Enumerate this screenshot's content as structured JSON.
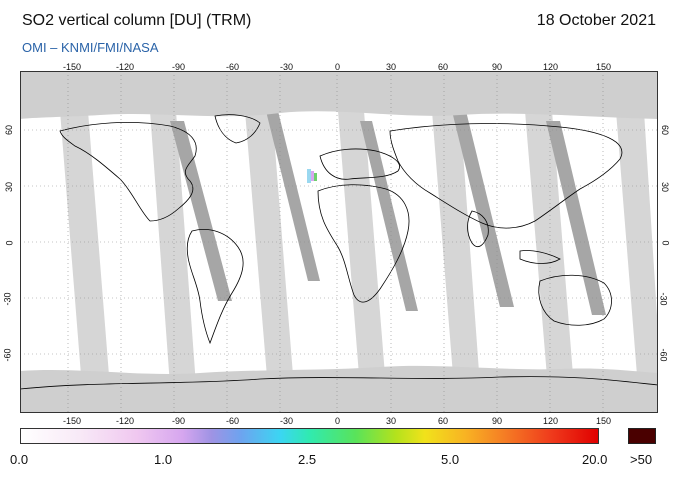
{
  "header": {
    "title": "SO2 vertical column [DU] (TRM)",
    "date": "18 October 2021",
    "credit": "OMI  –  KNMI/FMI/NASA"
  },
  "map": {
    "longitude_ticks_top": [
      "-150",
      "-120",
      "-90",
      "-60",
      "-30",
      "0",
      "30",
      "60",
      "90",
      "120",
      "150"
    ],
    "longitude_ticks_bottom": [
      "-150",
      "-120",
      "-90",
      "-60",
      "-30",
      "0",
      "30",
      "60",
      "90",
      "120",
      "150"
    ],
    "latitude_ticks_left": [
      "60",
      "30",
      "0",
      "-30",
      "-60"
    ],
    "latitude_ticks_right": [
      "60",
      "30",
      "0",
      "-30",
      "-60"
    ],
    "colors": {
      "ocean": "#ffffff",
      "no_data": "#d0d0d0",
      "swath_gap": "#a8a8a8",
      "coast": "#000000",
      "grid": "#888888"
    }
  },
  "colorbar": {
    "labels": [
      "0.0",
      "1.0",
      "2.5",
      "5.0",
      "20.0"
    ],
    "overflow_label": ">50",
    "overflow_color": "#4a0000"
  }
}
++++
Challenge:
Give every line above again exactly, with no pictures.

Reply to the task:
Enumerate this screenshot's content as structured JSON.
{
  "header": {
    "title": "SO2 vertical column [DU] (TRM)",
    "date": "18 October 2021",
    "credit": "OMI  –  KNMI/FMI/NASA"
  },
  "map": {
    "longitude_ticks_top": [
      "-150",
      "-120",
      "-90",
      "-60",
      "-30",
      "0",
      "30",
      "60",
      "90",
      "120",
      "150"
    ],
    "longitude_ticks_bottom": [
      "-150",
      "-120",
      "-90",
      "-60",
      "-30",
      "0",
      "30",
      "60",
      "90",
      "120",
      "150"
    ],
    "latitude_ticks_left": [
      "60",
      "30",
      "0",
      "-30",
      "-60"
    ],
    "latitude_ticks_right": [
      "60",
      "30",
      "0",
      "-30",
      "-60"
    ],
    "colors": {
      "ocean": "#ffffff",
      "no_data": "#d0d0d0",
      "swath_gap": "#a8a8a8",
      "coast": "#000000",
      "grid": "#888888"
    }
  },
  "colorbar": {
    "labels": [
      "0.0",
      "1.0",
      "2.5",
      "5.0",
      "20.0"
    ],
    "overflow_label": ">50",
    "overflow_color": "#4a0000"
  }
}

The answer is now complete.